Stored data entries
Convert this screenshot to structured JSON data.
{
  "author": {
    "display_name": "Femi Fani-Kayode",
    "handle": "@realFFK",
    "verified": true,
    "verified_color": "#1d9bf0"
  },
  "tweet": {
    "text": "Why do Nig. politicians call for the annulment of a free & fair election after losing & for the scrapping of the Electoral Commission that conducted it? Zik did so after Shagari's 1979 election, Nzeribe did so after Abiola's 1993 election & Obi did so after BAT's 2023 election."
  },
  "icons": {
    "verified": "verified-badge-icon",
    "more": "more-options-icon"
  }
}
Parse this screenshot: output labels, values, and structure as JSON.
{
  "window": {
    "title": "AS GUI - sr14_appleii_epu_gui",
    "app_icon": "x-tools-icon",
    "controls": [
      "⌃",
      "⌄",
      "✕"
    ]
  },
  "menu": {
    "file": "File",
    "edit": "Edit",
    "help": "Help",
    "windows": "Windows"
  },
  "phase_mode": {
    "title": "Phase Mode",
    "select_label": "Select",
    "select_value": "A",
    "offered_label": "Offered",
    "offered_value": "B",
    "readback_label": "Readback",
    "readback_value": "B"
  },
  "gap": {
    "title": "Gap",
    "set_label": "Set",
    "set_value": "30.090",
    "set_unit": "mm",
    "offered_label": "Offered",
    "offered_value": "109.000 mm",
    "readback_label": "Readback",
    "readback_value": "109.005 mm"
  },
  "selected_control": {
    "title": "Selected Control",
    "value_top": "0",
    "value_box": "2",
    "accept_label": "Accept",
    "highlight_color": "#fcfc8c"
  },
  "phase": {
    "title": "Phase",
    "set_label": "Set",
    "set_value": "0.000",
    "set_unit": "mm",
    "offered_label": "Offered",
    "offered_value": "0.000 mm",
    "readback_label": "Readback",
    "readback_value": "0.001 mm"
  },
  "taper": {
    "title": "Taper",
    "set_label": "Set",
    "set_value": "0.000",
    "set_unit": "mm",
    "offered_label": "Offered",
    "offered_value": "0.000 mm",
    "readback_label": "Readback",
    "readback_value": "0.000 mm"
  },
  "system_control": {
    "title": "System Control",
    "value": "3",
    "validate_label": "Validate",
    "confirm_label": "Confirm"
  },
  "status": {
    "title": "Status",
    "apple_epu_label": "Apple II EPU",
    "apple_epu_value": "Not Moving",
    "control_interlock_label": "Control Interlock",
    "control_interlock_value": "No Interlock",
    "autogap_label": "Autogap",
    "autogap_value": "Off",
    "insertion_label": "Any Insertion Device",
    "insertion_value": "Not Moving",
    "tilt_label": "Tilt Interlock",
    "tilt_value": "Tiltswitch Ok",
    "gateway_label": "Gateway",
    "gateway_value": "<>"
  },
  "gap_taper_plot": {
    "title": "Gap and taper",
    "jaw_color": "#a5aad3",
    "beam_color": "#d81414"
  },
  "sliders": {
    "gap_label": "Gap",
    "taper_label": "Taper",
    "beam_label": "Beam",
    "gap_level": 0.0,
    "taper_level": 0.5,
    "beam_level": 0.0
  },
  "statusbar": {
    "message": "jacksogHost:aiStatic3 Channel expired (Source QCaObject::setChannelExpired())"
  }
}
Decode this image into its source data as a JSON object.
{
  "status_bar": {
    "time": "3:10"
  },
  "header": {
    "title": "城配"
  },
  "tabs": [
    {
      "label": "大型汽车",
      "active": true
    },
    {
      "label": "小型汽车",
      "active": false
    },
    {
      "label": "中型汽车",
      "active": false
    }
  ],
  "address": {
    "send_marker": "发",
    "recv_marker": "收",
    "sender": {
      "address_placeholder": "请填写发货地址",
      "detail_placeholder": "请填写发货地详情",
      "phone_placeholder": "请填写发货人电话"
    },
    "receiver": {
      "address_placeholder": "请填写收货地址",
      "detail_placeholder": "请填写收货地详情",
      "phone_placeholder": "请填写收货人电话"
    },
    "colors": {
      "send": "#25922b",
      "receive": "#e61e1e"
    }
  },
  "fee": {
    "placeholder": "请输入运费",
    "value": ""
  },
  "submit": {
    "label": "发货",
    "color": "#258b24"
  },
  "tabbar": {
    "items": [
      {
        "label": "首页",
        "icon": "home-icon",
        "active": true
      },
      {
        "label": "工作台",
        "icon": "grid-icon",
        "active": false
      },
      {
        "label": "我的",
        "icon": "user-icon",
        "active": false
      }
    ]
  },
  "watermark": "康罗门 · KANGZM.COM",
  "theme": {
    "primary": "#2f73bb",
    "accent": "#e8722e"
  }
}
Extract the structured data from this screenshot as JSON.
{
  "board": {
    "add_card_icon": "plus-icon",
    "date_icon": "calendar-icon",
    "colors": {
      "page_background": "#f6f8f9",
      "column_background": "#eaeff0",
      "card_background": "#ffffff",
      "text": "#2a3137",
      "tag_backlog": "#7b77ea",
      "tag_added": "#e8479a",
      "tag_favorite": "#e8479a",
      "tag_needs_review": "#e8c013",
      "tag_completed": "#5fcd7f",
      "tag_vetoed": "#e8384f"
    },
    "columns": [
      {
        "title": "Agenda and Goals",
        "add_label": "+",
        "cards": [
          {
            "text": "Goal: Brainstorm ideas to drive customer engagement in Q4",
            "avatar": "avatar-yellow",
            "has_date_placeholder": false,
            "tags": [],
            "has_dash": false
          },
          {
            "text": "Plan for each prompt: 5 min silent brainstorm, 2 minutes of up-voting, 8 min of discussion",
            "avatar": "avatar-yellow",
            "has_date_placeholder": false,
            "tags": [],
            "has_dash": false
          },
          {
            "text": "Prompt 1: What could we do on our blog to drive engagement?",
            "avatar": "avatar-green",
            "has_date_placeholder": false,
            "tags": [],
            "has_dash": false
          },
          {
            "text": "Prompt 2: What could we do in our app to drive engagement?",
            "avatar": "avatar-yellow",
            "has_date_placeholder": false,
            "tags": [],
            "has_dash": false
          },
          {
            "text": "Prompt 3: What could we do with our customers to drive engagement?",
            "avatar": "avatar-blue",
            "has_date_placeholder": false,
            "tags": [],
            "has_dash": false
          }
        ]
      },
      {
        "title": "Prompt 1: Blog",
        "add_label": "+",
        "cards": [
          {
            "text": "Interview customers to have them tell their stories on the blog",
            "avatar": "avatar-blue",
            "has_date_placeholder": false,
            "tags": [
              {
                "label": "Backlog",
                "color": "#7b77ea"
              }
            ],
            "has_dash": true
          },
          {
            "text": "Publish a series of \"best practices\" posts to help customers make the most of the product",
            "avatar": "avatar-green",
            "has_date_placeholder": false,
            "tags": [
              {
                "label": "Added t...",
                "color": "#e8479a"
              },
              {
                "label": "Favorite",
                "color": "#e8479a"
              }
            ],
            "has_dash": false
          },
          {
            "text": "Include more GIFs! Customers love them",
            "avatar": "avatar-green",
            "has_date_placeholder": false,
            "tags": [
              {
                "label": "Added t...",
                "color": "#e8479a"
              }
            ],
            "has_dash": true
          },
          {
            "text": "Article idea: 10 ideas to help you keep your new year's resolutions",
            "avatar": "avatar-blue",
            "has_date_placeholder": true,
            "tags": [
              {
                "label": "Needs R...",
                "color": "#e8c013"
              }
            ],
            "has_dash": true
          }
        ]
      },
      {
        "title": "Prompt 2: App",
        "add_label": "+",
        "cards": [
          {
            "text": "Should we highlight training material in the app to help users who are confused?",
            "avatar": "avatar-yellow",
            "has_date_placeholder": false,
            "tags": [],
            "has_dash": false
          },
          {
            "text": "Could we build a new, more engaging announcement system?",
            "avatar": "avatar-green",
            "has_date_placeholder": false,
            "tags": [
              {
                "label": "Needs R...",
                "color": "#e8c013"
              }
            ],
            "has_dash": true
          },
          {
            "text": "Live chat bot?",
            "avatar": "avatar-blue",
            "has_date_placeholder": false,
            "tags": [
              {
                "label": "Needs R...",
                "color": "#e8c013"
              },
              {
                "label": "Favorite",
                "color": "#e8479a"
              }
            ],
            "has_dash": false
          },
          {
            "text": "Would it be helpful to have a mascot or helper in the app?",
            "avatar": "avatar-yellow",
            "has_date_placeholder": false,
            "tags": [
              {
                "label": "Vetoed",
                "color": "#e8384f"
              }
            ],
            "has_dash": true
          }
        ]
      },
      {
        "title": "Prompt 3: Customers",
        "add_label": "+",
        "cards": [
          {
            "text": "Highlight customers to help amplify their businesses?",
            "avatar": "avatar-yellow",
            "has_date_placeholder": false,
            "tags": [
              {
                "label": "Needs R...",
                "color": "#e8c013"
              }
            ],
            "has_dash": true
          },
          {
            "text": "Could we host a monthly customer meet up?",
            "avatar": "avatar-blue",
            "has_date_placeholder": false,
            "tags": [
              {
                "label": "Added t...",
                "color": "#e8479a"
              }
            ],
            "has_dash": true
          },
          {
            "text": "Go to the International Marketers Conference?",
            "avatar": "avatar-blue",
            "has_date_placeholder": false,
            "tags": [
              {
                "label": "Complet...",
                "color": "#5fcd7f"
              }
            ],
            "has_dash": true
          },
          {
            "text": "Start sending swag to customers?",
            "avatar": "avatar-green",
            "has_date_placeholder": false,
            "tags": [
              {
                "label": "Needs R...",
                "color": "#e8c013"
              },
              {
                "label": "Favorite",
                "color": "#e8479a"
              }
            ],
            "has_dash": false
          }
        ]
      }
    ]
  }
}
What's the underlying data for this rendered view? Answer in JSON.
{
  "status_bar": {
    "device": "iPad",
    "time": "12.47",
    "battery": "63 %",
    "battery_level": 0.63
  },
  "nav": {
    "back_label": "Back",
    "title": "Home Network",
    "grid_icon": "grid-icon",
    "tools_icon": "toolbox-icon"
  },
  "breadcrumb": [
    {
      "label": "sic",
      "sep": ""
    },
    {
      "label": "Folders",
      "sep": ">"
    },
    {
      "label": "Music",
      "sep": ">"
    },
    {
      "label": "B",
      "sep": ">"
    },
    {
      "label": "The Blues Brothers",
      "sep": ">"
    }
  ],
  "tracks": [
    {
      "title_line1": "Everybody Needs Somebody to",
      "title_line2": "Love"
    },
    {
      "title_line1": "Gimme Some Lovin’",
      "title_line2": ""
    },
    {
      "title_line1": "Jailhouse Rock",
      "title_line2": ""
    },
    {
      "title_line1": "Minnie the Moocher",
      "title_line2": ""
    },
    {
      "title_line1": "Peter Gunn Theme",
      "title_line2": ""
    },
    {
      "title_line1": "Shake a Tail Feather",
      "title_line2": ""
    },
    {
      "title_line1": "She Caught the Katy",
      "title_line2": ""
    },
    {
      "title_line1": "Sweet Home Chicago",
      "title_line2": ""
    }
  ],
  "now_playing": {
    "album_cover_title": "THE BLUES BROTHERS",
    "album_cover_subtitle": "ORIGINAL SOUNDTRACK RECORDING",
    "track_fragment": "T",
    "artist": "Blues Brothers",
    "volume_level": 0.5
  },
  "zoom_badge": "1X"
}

## Job
Go through the listing above and locate each line that holds the word "more". Copy those lines.

## Result of this exercise
    "more": "more-options-icon"
            "text": "Include more GIFs! Customers love them",
            "text": "Could we build a new, more engaging announcement system?",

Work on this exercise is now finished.